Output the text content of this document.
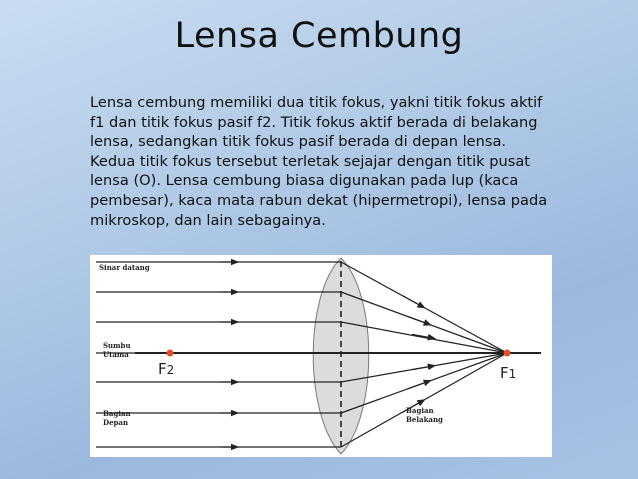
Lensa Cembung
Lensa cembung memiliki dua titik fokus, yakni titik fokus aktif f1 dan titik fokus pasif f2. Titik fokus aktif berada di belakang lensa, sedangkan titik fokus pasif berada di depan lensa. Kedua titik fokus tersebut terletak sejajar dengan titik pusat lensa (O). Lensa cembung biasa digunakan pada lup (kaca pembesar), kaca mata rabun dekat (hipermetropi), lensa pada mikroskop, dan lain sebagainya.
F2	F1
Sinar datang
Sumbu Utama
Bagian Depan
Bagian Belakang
◆ ◆ ◆ ◆ ◆
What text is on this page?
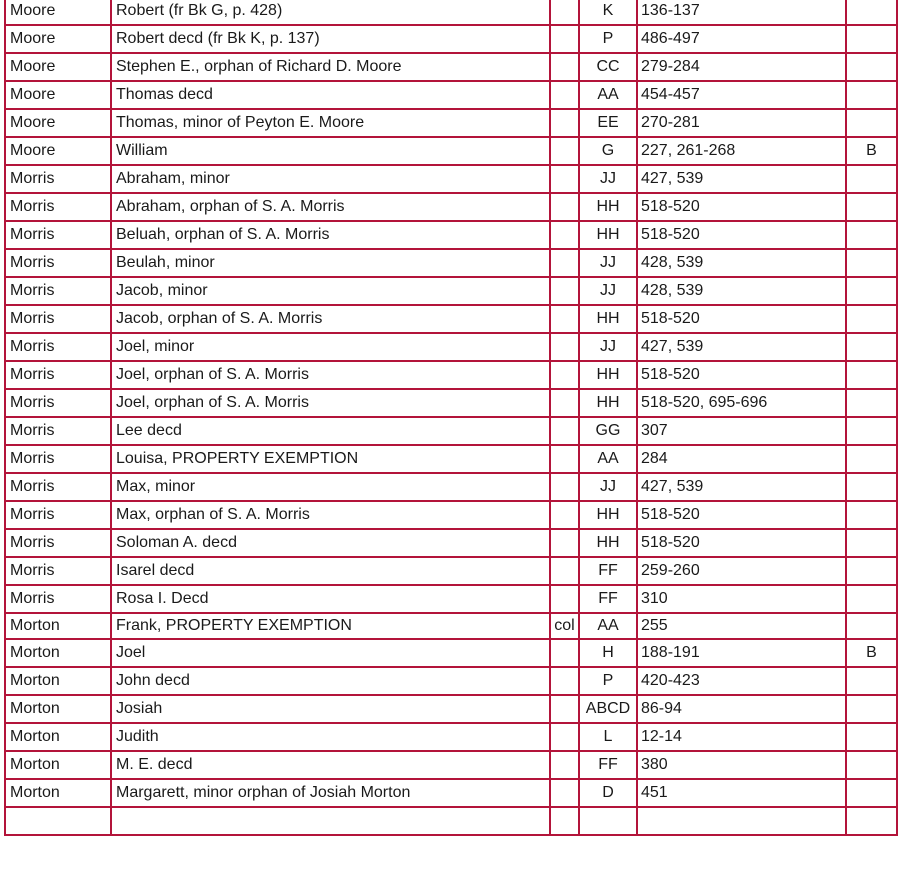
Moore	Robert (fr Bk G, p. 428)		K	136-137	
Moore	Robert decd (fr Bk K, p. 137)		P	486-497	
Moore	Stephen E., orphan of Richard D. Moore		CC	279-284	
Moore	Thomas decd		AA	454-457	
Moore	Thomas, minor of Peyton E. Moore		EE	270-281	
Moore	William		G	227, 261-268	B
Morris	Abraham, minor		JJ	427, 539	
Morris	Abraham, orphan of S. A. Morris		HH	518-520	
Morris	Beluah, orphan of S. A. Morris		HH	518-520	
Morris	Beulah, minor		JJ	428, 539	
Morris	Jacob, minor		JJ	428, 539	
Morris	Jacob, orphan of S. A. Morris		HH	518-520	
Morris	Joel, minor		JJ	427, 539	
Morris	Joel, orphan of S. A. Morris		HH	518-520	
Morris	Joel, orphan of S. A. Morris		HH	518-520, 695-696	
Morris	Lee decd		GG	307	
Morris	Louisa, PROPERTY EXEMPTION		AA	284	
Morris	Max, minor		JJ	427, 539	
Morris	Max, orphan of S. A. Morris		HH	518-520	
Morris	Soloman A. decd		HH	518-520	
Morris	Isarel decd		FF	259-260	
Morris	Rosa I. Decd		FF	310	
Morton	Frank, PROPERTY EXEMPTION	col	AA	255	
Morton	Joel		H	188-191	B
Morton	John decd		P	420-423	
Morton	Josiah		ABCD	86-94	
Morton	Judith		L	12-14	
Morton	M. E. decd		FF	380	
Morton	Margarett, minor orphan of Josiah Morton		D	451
◆ ◆ ◆ ◆ ◆
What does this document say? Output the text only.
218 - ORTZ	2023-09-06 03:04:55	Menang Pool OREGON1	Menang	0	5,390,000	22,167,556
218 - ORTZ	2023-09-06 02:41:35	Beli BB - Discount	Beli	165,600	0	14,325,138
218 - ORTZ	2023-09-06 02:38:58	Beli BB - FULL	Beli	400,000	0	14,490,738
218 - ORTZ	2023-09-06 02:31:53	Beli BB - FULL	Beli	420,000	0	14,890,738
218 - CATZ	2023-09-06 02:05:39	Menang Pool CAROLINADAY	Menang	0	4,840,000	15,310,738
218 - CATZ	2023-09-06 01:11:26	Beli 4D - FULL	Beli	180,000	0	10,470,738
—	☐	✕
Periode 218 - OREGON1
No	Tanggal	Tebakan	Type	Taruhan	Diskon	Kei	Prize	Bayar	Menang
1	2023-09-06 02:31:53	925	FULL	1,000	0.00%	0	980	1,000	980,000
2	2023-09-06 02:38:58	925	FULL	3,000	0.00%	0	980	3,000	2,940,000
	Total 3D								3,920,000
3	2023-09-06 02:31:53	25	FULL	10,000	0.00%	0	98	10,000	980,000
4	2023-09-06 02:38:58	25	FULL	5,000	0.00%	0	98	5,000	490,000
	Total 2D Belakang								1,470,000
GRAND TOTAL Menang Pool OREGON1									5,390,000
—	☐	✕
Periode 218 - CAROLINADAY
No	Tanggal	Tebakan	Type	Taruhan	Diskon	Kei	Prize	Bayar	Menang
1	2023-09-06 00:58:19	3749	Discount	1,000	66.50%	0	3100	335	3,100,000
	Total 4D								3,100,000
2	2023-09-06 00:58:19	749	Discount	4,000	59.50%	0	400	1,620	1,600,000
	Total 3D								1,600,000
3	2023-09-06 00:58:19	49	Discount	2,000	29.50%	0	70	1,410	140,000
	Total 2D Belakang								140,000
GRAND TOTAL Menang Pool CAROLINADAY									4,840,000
◆ ◆ ◆ ◆ ◆
[Task to carry out] Find and copy each line above that includes the string "Periode".

[Solution to the problem]
Periode 218 - OREGON1
Periode 218 - CAROLINADAY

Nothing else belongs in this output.